§ **Problem description**
Repeat the data verbatim.

§ **Data for the task**
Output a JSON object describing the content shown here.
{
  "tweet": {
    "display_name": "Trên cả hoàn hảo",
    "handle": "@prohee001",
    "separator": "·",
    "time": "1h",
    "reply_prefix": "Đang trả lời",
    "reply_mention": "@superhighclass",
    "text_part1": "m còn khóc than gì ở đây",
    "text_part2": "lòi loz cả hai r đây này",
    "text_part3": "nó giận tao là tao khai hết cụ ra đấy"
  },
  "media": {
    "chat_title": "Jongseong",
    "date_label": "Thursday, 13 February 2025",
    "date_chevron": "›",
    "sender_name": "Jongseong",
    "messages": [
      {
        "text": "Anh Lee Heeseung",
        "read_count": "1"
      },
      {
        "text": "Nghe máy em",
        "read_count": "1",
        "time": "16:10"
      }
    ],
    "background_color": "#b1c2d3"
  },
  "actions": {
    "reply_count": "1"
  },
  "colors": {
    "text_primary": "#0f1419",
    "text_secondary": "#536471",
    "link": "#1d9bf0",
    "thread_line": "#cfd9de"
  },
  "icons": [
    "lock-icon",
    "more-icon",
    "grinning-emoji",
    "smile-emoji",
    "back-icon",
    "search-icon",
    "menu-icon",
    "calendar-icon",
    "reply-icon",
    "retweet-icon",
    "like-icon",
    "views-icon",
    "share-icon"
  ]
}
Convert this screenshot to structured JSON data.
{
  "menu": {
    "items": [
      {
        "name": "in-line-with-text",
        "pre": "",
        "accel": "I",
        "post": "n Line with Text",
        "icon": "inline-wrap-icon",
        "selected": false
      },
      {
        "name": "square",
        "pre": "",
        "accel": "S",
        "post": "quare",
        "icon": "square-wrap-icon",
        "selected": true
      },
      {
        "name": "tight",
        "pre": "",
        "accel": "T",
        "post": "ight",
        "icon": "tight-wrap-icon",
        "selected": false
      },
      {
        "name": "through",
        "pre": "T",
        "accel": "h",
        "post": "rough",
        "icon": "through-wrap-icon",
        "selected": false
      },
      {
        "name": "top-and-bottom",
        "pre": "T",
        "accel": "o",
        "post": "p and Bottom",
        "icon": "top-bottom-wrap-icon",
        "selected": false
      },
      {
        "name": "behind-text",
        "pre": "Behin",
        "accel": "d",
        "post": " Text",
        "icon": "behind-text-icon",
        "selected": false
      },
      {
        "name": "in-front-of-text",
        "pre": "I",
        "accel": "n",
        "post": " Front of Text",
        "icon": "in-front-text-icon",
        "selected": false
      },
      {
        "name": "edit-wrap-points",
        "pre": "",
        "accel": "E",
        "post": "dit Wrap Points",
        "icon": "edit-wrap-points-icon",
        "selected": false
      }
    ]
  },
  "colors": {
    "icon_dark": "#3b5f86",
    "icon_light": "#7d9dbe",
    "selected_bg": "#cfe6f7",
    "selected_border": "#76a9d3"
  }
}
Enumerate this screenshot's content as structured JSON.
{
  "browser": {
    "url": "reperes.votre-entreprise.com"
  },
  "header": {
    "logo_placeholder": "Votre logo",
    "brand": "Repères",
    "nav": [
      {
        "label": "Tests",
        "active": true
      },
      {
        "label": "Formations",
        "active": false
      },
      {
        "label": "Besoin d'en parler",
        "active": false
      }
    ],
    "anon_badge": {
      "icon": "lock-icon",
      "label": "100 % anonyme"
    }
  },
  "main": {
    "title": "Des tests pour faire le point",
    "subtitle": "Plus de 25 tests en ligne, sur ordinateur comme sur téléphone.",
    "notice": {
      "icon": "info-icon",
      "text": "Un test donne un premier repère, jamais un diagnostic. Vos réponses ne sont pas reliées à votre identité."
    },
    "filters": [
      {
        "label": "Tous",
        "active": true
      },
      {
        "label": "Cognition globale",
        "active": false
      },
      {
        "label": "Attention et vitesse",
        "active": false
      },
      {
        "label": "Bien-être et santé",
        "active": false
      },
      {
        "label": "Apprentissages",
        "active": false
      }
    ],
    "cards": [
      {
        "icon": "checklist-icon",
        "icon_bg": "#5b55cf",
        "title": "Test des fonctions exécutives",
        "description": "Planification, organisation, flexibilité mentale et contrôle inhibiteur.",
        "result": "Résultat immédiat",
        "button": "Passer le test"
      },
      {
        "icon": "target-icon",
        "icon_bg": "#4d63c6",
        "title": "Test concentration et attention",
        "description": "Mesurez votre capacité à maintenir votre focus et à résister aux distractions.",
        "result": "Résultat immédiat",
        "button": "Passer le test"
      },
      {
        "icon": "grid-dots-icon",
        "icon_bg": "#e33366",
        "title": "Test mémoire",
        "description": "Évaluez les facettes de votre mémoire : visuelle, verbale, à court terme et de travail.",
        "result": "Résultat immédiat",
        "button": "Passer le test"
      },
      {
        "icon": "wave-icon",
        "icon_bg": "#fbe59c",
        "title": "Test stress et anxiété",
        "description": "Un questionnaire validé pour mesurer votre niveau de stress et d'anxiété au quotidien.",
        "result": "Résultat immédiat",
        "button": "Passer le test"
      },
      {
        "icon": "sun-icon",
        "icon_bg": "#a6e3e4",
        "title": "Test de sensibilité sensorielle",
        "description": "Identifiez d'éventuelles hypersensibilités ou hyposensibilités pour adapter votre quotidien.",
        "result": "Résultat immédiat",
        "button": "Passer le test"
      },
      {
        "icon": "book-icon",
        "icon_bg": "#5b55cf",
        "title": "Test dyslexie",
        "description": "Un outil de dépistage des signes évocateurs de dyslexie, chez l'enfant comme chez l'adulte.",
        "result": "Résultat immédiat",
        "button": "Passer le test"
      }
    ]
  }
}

§ **Task result**
Output a JSON object describing the content shown here.
{
  "tweet": {
    "display_name": "Trên cả hoàn hảo",
    "handle": "@prohee001",
    "separator": "·",
    "time": "1h",
    "reply_prefix": "Đang trả lời",
    "reply_mention": "@superhighclass",
    "text_part1": "m còn khóc than gì ở đây",
    "text_part2": "lòi loz cả hai r đây này",
    "text_part3": "nó giận tao là tao khai hết cụ ra đấy"
  },
  "media": {
    "chat_title": "Jongseong",
    "date_label": "Thursday, 13 February 2025",
    "date_chevron": "›",
    "sender_name": "Jongseong",
    "messages": [
      {
        "text": "Anh Lee Heeseung",
        "read_count": "1"
      },
      {
        "text": "Nghe máy em",
        "read_count": "1",
        "time": "16:10"
      }
    ],
    "background_color": "#b1c2d3"
  },
  "actions": {
    "reply_count": "1"
  },
  "colors": {
    "text_primary": "#0f1419",
    "text_secondary": "#536471",
    "link": "#1d9bf0",
    "thread_line": "#cfd9de"
  },
  "icons": [
    "lock-icon",
    "more-icon",
    "grinning-emoji",
    "smile-emoji",
    "back-icon",
    "search-icon",
    "menu-icon",
    "calendar-icon",
    "reply-icon",
    "retweet-icon",
    "like-icon",
    "views-icon",
    "share-icon"
  ]
}
Convert this screenshot to structured JSON data.
{
  "menu": {
    "items": [
      {
        "name": "in-line-with-text",
        "pre": "",
        "accel": "I",
        "post": "n Line with Text",
        "icon": "inline-wrap-icon",
        "selected": false
      },
      {
        "name": "square",
        "pre": "",
        "accel": "S",
        "post": "quare",
        "icon": "square-wrap-icon",
        "selected": true
      },
      {
        "name": "tight",
        "pre": "",
        "accel": "T",
        "post": "ight",
        "icon": "tight-wrap-icon",
        "selected": false
      },
      {
        "name": "through",
        "pre": "T",
        "accel": "h",
        "post": "rough",
        "icon": "through-wrap-icon",
        "selected": false
      },
      {
        "name": "top-and-bottom",
        "pre": "T",
        "accel": "o",
        "post": "p and Bottom",
        "icon": "top-bottom-wrap-icon",
        "selected": false
      },
      {
        "name": "behind-text",
        "pre": "Behin",
        "accel": "d",
        "post": " Text",
        "icon": "behind-text-icon",
        "selected": false
      },
      {
        "name": "in-front-of-text",
        "pre": "I",
        "accel": "n",
        "post": " Front of Text",
        "icon": "in-front-text-icon",
        "selected": false
      },
      {
        "name": "edit-wrap-points",
        "pre": "",
        "accel": "E",
        "post": "dit Wrap Points",
        "icon": "edit-wrap-points-icon",
        "selected": false
      }
    ]
  },
  "colors": {
    "icon_dark": "#3b5f86",
    "icon_light": "#7d9dbe",
    "selected_bg": "#cfe6f7",
    "selected_border": "#76a9d3"
  }
}
Enumerate this screenshot's content as structured JSON.
{
  "browser": {
    "url": "reperes.votre-entreprise.com"
  },
  "header": {
    "logo_placeholder": "Votre logo",
    "brand": "Repères",
    "nav": [
      {
        "label": "Tests",
        "active": true
      },
      {
        "label": "Formations",
        "active": false
      },
      {
        "label": "Besoin d'en parler",
        "active": false
      }
    ],
    "anon_badge": {
      "icon": "lock-icon",
      "label": "100 % anonyme"
    }
  },
  "main": {
    "title": "Des tests pour faire le point",
    "subtitle": "Plus de 25 tests en ligne, sur ordinateur comme sur téléphone.",
    "notice": {
      "icon": "info-icon",
      "text": "Un test donne un premier repère, jamais un diagnostic. Vos réponses ne sont pas reliées à votre identité."
    },
    "filters": [
      {
        "label": "Tous",
        "active": true
      },
      {
        "label": "Cognition globale",
        "active": false
      },
      {
        "label": "Attention et vitesse",
        "active": false
      },
      {
        "label": "Bien-être et santé",
        "active": false
      },
      {
        "label": "Apprentissages",
        "active": false
      }
    ],
    "cards": [
      {
        "icon": "checklist-icon",
        "icon_bg": "#5b55cf",
        "title": "Test des fonctions exécutives",
        "description": "Planification, organisation, flexibilité mentale et contrôle inhibiteur.",
        "result": "Résultat immédiat",
        "button": "Passer le test"
      },
      {
        "icon": "target-icon",
        "icon_bg": "#4d63c6",
        "title": "Test concentration et attention",
        "description": "Mesurez votre capacité à maintenir votre focus et à résister aux distractions.",
        "result": "Résultat immédiat",
        "button": "Passer le test"
      },
      {
        "icon": "grid-dots-icon",
        "icon_bg": "#e33366",
        "title": "Test mémoire",
        "description": "Évaluez les facettes de votre mémoire : visuelle, verbale, à court terme et de travail.",
        "result": "Résultat immédiat",
        "button": "Passer le test"
      },
      {
        "icon": "wave-icon",
        "icon_bg": "#fbe59c",
        "title": "Test stress et anxiété",
        "description": "Un questionnaire validé pour mesurer votre niveau de stress et d'anxiété au quotidien.",
        "result": "Résultat immédiat",
        "button": "Passer le test"
      },
      {
        "icon": "sun-icon",
        "icon_bg": "#a6e3e4",
        "title": "Test de sensibilité sensorielle",
        "description": "Identifiez d'éventuelles hypersensibilités ou hyposensibilités pour adapter votre quotidien.",
        "result": "Résultat immédiat",
        "button": "Passer le test"
      },
      {
        "icon": "book-icon",
        "icon_bg": "#5b55cf",
        "title": "Test dyslexie",
        "description": "Un outil de dépistage des signes évocateurs de dyslexie, chez l'enfant comme chez l'adulte.",
        "result": "Résultat immédiat",
        "button": "Passer le test"
      }
    ]
  }
}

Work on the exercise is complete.